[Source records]
----------------
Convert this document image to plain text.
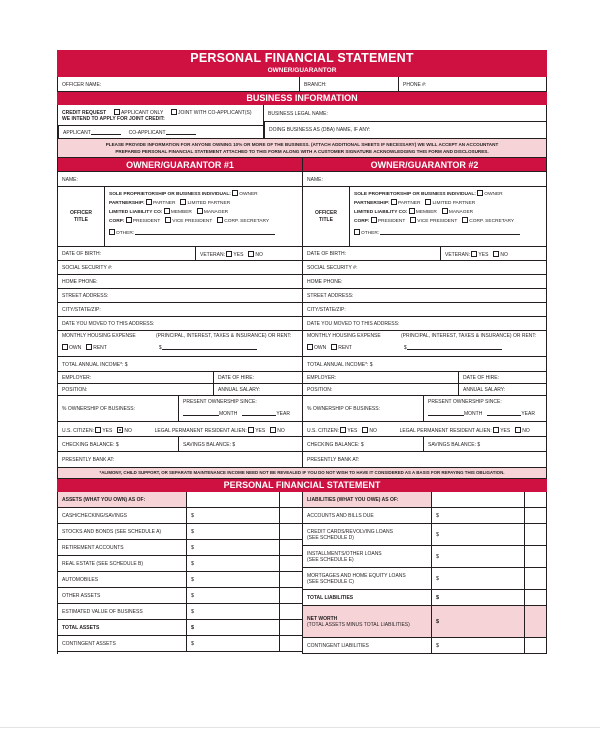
PERSONAL FINANCIAL STATEMENT
OWNER/GUARANTOR
OFFICER NAME:	BRANCH:	PHONE #:
BUSINESS INFORMATION
CREDIT REQUEST	APPLICANT ONLY	JOINT WITH CO-APPLICANT(S)
WE INTEND TO APPLY FOR JOINT CREDIT:
APPLICANT	CO-APPLICANT
BUSINESS LEGAL NAME:
DOING BUSINESS AS (DBA) NAME, IF ANY:
PLEASE PROVIDE INFORMATION FOR ANYONE OWNING 10% OR MORE OF THE BUSINESS. (ATTACH ADDITIONAL SHEETS IF NECESSARY) WE WILL ACCEPT AN ACCOUNTANT
PREPARED PERSONAL FINANCIAL STATEMENT ATTACHED TO THIS FORM ALONG WITH A CUSTOMER SIGNATURE ACKNOWLEDGING THIS FORM AND DISCLOSURES.
OWNER/GUARANTOR #1
NAME:
OFFICER TITLE
SOLE PROPRIETORSHIP OR BUSINESS INDIVIDUAL: OWNER
PARTNERSHIP: PARTNER	LIMITED PARTNER
LIMITED LIABILITY CO: MEMBER	MANAGER
CORP: PRESIDENT	VICE PRESIDENT	CORP. SECRETARY
OTHER:
DATE OF BIRTH:	VETERAN: YES NO
SOCIAL SECURITY #:
HOME PHONE:
STREET ADDRESS:
CITY/STATE/ZIP:
DATE YOU MOVED TO THIS ADDRESS:
MONTHLY HOUSING EXPENSE	(PRINCIPAL, INTEREST, TAXES & INSURANCE) OR RENT:
OWN RENT	$
TOTAL ANNUAL INCOME*: $
EMPLOYER:	DATE OF HIRE:
POSITION:	ANNUAL SALARY:
% OWNERSHIP OF BUSINESS:
PRESENT OWNERSHIP SINCE:
MONTH	YEAR
U.S. CITIZEN: YES NO	LEGAL PERMANENT RESIDENT ALIEN: YES NO
CHECKING BALANCE: $	SAVINGS BALANCE: $
PRESENTLY BANK AT:
OWNER/GUARANTOR #2
NAME:
OFFICER TITLE
SOLE PROPRIETORSHIP OR BUSINESS INDIVIDUAL: OWNER
PARTNERSHIP: PARTNER	LIMITED PARTNER
LIMITED LIABILITY CO: MEMBER	MANAGER
CORP: PRESIDENT	VICE PRESIDENT	CORP. SECRETARY
OTHER:
DATE OF BIRTH:	VETERAN: YES NO
SOCIAL SECURITY #:
HOME PHONE:
STREET ADDRESS:
CITY/STATE/ZIP:
DATE YOU MOVED TO THIS ADDRESS:
MONTHLY HOUSING EXPENSE	(PRINCIPAL, INTEREST, TAXES & INSURANCE) OR RENT:
OWN RENT	$
TOTAL ANNUAL INCOME*: $
EMPLOYER:	DATE OF HIRE:
POSITION:	ANNUAL SALARY:
% OWNERSHIP OF BUSINESS:
PRESENT OWNERSHIP SINCE:
MONTH	YEAR
U.S. CITIZEN: YES NO	LEGAL PERMANENT RESIDENT ALIEN: YES NO
CHECKING BALANCE: $	SAVINGS BALANCE: $
PRESENTLY BANK AT:
*ALIMONY, CHILD SUPPORT, OR SEPARATE MAINTENANCE INCOME NEED NOT BE REVEALED IF YOU DO NOT WISH TO HAVE IT CONSIDERED AS A BASIS FOR REPAYING THIS OBLIGATION.
PERSONAL FINANCIAL STATEMENT
ASSETS (WHAT YOU OWN) AS OF:
CASH/CHECKING/SAVINGS	$
STOCKS AND BONDS (SEE SCHEDULE A)	$
RETIREMENT ACCOUNTS	$
REAL ESTATE (SEE SCHEDULE B)	$
AUTOMOBILES	$
OTHER ASSETS	$
ESTIMATED VALUE OF BUSINESS	$
TOTAL ASSETS	$
CONTINGENT ASSETS	$
LIABILITIES (WHAT YOU OWE) AS OF:
ACCOUNTS AND BILLS DUE	$
CREDIT CARDS/REVOLVING LOANS
(SEE SCHEDULE D)	$
INSTALLMENTS/OTHER LOANS
(SEE SCHEDULE E)	$
MORTGAGES AND HOME EQUITY LOANS
(SEE SCHEDULE C)	$
TOTAL LIABILITIES	$
NET WORTH
(TOTAL ASSETS MINUS TOTAL LIABILITIES)	$
CONTINGENT LIABILITIES	$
----------------
§ Exercise directions:
Restate every record exactly, please; do not copy the pictures.

§ Output for this exercise:
Convert this document image to plain text.
PERSONAL FINANCIAL STATEMENT
OWNER/GUARANTOR
OFFICER NAME:	BRANCH:	PHONE #:
BUSINESS INFORMATION
CREDIT REQUEST	APPLICANT ONLY	JOINT WITH CO-APPLICANT(S)
WE INTEND TO APPLY FOR JOINT CREDIT:
APPLICANT	CO-APPLICANT
BUSINESS LEGAL NAME:
DOING BUSINESS AS (DBA) NAME, IF ANY:
PLEASE PROVIDE INFORMATION FOR ANYONE OWNING 10% OR MORE OF THE BUSINESS. (ATTACH ADDITIONAL SHEETS IF NECESSARY) WE WILL ACCEPT AN ACCOUNTANT
PREPARED PERSONAL FINANCIAL STATEMENT ATTACHED TO THIS FORM ALONG WITH A CUSTOMER SIGNATURE ACKNOWLEDGING THIS FORM AND DISCLOSURES.
OWNER/GUARANTOR #1
NAME:
OFFICER TITLE
SOLE PROPRIETORSHIP OR BUSINESS INDIVIDUAL: OWNER
PARTNERSHIP: PARTNER	LIMITED PARTNER
LIMITED LIABILITY CO: MEMBER	MANAGER
CORP: PRESIDENT	VICE PRESIDENT	CORP. SECRETARY
OTHER:
DATE OF BIRTH:	VETERAN: YES NO
SOCIAL SECURITY #:
HOME PHONE:
STREET ADDRESS:
CITY/STATE/ZIP:
DATE YOU MOVED TO THIS ADDRESS:
MONTHLY HOUSING EXPENSE	(PRINCIPAL, INTEREST, TAXES & INSURANCE) OR RENT:
OWN RENT	$
TOTAL ANNUAL INCOME*: $
EMPLOYER:	DATE OF HIRE:
POSITION:	ANNUAL SALARY:
% OWNERSHIP OF BUSINESS:
PRESENT OWNERSHIP SINCE:
MONTH	YEAR
U.S. CITIZEN: YES NO	LEGAL PERMANENT RESIDENT ALIEN: YES NO
CHECKING BALANCE: $	SAVINGS BALANCE: $
PRESENTLY BANK AT:
OWNER/GUARANTOR #2
NAME:
OFFICER TITLE
SOLE PROPRIETORSHIP OR BUSINESS INDIVIDUAL: OWNER
PARTNERSHIP: PARTNER	LIMITED PARTNER
LIMITED LIABILITY CO: MEMBER	MANAGER
CORP: PRESIDENT	VICE PRESIDENT	CORP. SECRETARY
OTHER:
DATE OF BIRTH:	VETERAN: YES NO
SOCIAL SECURITY #:
HOME PHONE:
STREET ADDRESS:
CITY/STATE/ZIP:
DATE YOU MOVED TO THIS ADDRESS:
MONTHLY HOUSING EXPENSE	(PRINCIPAL, INTEREST, TAXES & INSURANCE) OR RENT:
OWN RENT	$
TOTAL ANNUAL INCOME*: $
EMPLOYER:	DATE OF HIRE:
POSITION:	ANNUAL SALARY:
% OWNERSHIP OF BUSINESS:
PRESENT OWNERSHIP SINCE:
MONTH	YEAR
U.S. CITIZEN: YES NO	LEGAL PERMANENT RESIDENT ALIEN: YES NO
CHECKING BALANCE: $	SAVINGS BALANCE: $
PRESENTLY BANK AT:
*ALIMONY, CHILD SUPPORT, OR SEPARATE MAINTENANCE INCOME NEED NOT BE REVEALED IF YOU DO NOT WISH TO HAVE IT CONSIDERED AS A BASIS FOR REPAYING THIS OBLIGATION.
PERSONAL FINANCIAL STATEMENT
ASSETS (WHAT YOU OWN) AS OF:
CASH/CHECKING/SAVINGS	$
STOCKS AND BONDS (SEE SCHEDULE A)	$
RETIREMENT ACCOUNTS	$
REAL ESTATE (SEE SCHEDULE B)	$
AUTOMOBILES	$
OTHER ASSETS	$
ESTIMATED VALUE OF BUSINESS	$
TOTAL ASSETS	$
CONTINGENT ASSETS	$
LIABILITIES (WHAT YOU OWE) AS OF:
ACCOUNTS AND BILLS DUE	$
CREDIT CARDS/REVOLVING LOANS
(SEE SCHEDULE D)	$
INSTALLMENTS/OTHER LOANS
(SEE SCHEDULE E)	$
MORTGAGES AND HOME EQUITY LOANS
(SEE SCHEDULE C)	$
TOTAL LIABILITIES	$
NET WORTH
(TOTAL ASSETS MINUS TOTAL LIABILITIES)	$
CONTINGENT LIABILITIES	$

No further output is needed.